═════ Extracted information

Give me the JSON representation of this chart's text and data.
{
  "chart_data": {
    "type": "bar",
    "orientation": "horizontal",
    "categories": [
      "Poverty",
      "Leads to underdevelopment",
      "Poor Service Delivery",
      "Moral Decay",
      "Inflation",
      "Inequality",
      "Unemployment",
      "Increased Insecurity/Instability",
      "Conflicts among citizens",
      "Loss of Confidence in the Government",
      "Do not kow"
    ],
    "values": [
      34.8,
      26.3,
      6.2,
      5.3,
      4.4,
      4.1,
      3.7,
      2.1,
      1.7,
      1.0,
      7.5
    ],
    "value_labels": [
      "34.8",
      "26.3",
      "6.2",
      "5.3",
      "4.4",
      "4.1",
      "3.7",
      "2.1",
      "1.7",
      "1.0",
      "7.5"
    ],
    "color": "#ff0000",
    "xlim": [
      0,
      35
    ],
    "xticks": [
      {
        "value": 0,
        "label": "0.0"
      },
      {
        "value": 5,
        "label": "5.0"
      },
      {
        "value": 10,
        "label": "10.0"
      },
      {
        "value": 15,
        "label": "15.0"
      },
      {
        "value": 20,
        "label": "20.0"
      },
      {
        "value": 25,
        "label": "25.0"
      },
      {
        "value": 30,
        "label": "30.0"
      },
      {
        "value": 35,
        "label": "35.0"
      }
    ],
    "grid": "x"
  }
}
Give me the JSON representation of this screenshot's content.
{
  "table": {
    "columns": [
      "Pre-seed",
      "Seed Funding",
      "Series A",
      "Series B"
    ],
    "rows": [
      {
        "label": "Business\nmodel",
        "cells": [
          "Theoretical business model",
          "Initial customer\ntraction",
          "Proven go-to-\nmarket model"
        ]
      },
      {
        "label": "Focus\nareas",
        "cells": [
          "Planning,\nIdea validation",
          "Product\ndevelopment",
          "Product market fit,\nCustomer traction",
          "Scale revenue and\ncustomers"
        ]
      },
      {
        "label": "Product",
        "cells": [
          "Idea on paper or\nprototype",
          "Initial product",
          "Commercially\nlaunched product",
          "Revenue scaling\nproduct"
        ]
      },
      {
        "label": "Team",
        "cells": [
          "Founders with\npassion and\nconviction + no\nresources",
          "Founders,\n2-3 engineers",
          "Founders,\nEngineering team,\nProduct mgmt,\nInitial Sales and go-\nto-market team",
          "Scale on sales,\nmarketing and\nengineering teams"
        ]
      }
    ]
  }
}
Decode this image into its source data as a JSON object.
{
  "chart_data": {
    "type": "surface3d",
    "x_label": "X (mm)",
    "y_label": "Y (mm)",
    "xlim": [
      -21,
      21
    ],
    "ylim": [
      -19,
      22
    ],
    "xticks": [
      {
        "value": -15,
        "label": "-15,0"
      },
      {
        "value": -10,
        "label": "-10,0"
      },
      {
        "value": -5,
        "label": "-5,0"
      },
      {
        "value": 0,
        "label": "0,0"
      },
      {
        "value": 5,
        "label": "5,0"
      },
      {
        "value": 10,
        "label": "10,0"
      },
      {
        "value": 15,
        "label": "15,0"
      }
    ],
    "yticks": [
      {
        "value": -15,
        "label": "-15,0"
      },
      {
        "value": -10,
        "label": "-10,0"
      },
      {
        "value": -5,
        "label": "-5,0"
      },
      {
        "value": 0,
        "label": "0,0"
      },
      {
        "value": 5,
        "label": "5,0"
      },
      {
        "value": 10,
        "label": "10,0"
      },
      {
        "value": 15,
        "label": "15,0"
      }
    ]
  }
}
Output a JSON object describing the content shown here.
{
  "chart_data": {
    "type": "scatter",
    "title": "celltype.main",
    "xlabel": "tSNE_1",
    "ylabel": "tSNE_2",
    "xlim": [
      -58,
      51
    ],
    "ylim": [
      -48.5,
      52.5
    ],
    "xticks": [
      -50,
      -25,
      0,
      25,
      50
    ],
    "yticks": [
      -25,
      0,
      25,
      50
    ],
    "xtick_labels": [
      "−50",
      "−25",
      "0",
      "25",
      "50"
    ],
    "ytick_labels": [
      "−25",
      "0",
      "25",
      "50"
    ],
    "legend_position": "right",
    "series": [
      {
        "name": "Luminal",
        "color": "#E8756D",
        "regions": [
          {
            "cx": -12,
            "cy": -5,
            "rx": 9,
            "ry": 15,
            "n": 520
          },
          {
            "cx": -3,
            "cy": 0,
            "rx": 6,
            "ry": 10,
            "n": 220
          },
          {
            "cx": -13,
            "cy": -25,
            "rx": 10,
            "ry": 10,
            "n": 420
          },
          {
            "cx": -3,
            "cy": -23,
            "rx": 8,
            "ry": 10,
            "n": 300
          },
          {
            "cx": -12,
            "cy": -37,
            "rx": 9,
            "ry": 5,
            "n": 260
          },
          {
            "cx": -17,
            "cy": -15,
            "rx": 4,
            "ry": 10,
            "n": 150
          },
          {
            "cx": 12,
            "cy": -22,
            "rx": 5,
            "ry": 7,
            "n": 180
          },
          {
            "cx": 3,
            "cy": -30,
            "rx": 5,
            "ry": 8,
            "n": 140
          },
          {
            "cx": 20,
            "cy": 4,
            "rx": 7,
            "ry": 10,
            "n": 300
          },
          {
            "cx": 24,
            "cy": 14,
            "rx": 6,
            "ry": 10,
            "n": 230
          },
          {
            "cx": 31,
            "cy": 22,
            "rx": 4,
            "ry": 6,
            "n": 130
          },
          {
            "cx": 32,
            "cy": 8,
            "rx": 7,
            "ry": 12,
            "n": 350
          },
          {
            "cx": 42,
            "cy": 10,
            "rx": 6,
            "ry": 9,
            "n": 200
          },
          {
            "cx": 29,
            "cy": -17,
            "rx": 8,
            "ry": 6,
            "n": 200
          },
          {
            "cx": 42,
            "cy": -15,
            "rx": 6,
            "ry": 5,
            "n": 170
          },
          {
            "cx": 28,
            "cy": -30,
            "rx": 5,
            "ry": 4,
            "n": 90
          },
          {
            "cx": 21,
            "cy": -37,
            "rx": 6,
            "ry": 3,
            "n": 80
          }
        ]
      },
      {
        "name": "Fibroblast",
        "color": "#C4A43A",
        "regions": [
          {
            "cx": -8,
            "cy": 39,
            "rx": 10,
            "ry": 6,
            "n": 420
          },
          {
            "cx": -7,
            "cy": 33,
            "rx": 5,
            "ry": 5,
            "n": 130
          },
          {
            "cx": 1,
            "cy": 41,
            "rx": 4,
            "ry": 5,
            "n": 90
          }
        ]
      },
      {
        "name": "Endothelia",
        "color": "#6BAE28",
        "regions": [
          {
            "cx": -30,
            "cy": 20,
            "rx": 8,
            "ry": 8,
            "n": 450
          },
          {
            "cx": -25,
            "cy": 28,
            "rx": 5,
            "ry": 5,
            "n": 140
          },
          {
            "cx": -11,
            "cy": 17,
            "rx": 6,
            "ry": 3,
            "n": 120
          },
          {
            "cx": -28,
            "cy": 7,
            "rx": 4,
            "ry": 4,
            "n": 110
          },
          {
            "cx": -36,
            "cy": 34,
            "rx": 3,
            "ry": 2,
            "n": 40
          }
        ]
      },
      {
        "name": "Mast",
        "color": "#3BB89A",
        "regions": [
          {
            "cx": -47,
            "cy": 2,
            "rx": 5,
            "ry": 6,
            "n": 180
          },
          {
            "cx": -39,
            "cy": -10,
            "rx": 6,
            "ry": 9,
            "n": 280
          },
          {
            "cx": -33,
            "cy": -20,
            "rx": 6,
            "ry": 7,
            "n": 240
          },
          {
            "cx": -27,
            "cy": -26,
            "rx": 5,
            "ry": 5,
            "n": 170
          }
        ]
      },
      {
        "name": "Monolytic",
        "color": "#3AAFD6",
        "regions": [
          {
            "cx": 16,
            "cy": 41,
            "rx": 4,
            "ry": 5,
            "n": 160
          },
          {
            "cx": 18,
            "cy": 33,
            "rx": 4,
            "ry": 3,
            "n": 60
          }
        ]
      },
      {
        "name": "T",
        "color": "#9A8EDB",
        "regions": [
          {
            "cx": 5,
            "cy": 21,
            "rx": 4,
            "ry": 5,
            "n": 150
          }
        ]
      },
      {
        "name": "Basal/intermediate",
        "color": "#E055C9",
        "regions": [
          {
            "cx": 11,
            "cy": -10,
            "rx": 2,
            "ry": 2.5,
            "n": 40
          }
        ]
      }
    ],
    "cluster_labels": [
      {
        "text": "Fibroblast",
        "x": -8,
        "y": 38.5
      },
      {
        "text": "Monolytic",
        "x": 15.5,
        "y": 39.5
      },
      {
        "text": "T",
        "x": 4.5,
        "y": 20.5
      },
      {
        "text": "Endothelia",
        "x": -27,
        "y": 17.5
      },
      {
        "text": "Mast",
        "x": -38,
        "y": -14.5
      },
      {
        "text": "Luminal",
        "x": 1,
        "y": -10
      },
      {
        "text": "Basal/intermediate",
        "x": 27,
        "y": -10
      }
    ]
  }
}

══════════

→ Task prompt: Count how many lines of the material hold the string "content". Give the number and nothing more.

→ Answer to this exercise: 2